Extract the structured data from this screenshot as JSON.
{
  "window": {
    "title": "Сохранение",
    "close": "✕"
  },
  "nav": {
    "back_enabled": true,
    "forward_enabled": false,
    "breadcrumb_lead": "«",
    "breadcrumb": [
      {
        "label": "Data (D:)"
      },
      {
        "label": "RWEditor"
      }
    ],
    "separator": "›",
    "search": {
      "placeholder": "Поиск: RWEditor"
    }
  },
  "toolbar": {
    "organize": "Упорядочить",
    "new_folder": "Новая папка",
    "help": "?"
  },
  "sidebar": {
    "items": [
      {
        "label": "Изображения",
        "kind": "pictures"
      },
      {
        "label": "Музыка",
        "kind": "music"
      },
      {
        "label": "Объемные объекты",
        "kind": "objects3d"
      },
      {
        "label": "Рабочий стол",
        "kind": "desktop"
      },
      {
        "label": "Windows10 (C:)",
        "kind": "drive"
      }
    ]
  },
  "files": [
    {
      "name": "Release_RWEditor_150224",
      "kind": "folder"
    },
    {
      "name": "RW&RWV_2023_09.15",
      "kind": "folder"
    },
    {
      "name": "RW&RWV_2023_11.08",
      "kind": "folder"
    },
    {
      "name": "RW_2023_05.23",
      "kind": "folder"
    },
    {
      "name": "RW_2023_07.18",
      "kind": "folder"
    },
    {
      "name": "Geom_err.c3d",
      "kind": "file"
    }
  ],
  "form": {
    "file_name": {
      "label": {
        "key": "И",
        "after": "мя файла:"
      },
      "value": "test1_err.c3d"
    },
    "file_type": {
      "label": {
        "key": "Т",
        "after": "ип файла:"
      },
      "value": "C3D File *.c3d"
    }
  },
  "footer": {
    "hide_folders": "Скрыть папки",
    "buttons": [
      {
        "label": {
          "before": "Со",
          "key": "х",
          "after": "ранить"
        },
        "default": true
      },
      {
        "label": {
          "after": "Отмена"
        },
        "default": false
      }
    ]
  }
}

▶ _EXERCISE REQUIREMENTS_
Copy every line verbatim.

▶ _FINISHED ANSWER_
Extract the structured data from this screenshot as JSON.
{
  "window": {
    "title": "Сохранение",
    "close": "✕"
  },
  "nav": {
    "back_enabled": true,
    "forward_enabled": false,
    "breadcrumb_lead": "«",
    "breadcrumb": [
      {
        "label": "Data (D:)"
      },
      {
        "label": "RWEditor"
      }
    ],
    "separator": "›",
    "search": {
      "placeholder": "Поиск: RWEditor"
    }
  },
  "toolbar": {
    "organize": "Упорядочить",
    "new_folder": "Новая папка",
    "help": "?"
  },
  "sidebar": {
    "items": [
      {
        "label": "Изображения",
        "kind": "pictures"
      },
      {
        "label": "Музыка",
        "kind": "music"
      },
      {
        "label": "Объемные объекты",
        "kind": "objects3d"
      },
      {
        "label": "Рабочий стол",
        "kind": "desktop"
      },
      {
        "label": "Windows10 (C:)",
        "kind": "drive"
      }
    ]
  },
  "files": [
    {
      "name": "Release_RWEditor_150224",
      "kind": "folder"
    },
    {
      "name": "RW&RWV_2023_09.15",
      "kind": "folder"
    },
    {
      "name": "RW&RWV_2023_11.08",
      "kind": "folder"
    },
    {
      "name": "RW_2023_05.23",
      "kind": "folder"
    },
    {
      "name": "RW_2023_07.18",
      "kind": "folder"
    },
    {
      "name": "Geom_err.c3d",
      "kind": "file"
    }
  ],
  "form": {
    "file_name": {
      "label": {
        "key": "И",
        "after": "мя файла:"
      },
      "value": "test1_err.c3d"
    },
    "file_type": {
      "label": {
        "key": "Т",
        "after": "ип файла:"
      },
      "value": "C3D File *.c3d"
    }
  },
  "footer": {
    "hide_folders": "Скрыть папки",
    "buttons": [
      {
        "label": {
          "before": "Со",
          "key": "х",
          "after": "ранить"
        },
        "default": true
      },
      {
        "label": {
          "after": "Отмена"
        },
        "default": false
      }
    ]
  }
}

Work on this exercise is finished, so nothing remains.